§ **TASK DIRECTIONS**: Take from the listing each line that has the string "случае".

__________________________________________________

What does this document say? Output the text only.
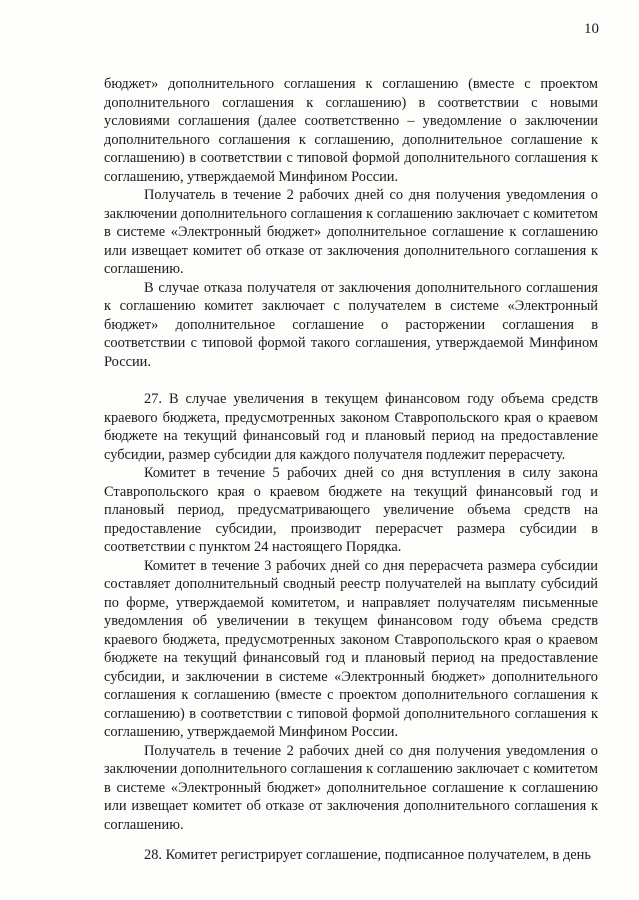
10

бюджет» дополнительного соглашения к соглашению (вместе с проектом дополнительного соглашения к соглашению) в соответствии с новыми условиями соглашения (далее соответственно – уведомление о заключении дополнительного соглашения к соглашению, дополнительное соглашение к соглашению) в соответствии с типовой формой дополнительного соглашения к соглашению, утверждаемой Минфином России.

Получатель в течение 2 рабочих дней со дня получения уведомления о заключении дополнительного соглашения к соглашению заключает с комитетом в системе «Электронный бюджет» дополнительное соглашение к соглашению или извещает комитет об отказе от заключения дополнительного соглашения к соглашению.

В случае отказа получателя от заключения дополнительного соглашения к соглашению комитет заключает с получателем в системе «Электронный бюджет» дополнительное соглашение о расторжении соглашения в соответствии с типовой формой такого соглашения, утверждаемой Минфином России.

27. В случае увеличения в текущем финансовом году объема средств краевого бюджета, предусмотренных законом Ставропольского края о краевом бюджете на текущий финансовый год и плановый период на предоставление субсидии, размер субсидии для каждого получателя подлежит перерасчету.

Комитет в течение 5 рабочих дней со дня вступления в силу закона Ставропольского края о краевом бюджете на текущий финансовый год и плановый период, предусматривающего увеличение объема средств на предоставление субсидии, производит перерасчет размера субсидии в соответствии с пунктом 24 настоящего Порядка.

Комитет в течение 3 рабочих дней со дня перерасчета размера субсидии составляет дополнительный сводный реестр получателей на выплату субсидий по форме, утверждаемой комитетом, и направляет получателям письменные уведомления об увеличении в текущем финансовом году объема средств краевого бюджета, предусмотренных законом Ставропольского края о краевом бюджете на текущий финансовый год и плановый период на предоставление субсидии, и заключении в системе «Электронный бюджет» дополнительного соглашения к соглашению (вместе с проектом дополнительного соглашения к соглашению) в соответствии с типовой формой дополнительного соглашения к соглашению, утверждаемой Минфином России.

Получатель в течение 2 рабочих дней со дня получения уведомления о заключении дополнительного соглашения к соглашению заключает с комитетом в системе «Электронный бюджет» дополнительное соглашение к соглашению или извещает комитет об отказе от заключения дополнительного соглашения к соглашению.

28. Комитет регистрирует соглашение, подписанное получателем, в день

__________________________________________________

§ **ANSWER BELOW**:
В случае отказа получателя от заключения дополнительного соглашения к соглашению комитет заключает с получателем в системе «Электронный бюджет» дополнительное соглашение о расторжении соглашения в соответствии с типовой формой такого соглашения, утверждаемой Минфином России.
27. В случае увеличения в текущем финансовом году объема средств краевого бюджета, предусмотренных законом Ставропольского края о краевом бюджете на текущий финансовый год и плановый период на предоставление субсидии, размер субсидии для каждого получателя подлежит перерасчету.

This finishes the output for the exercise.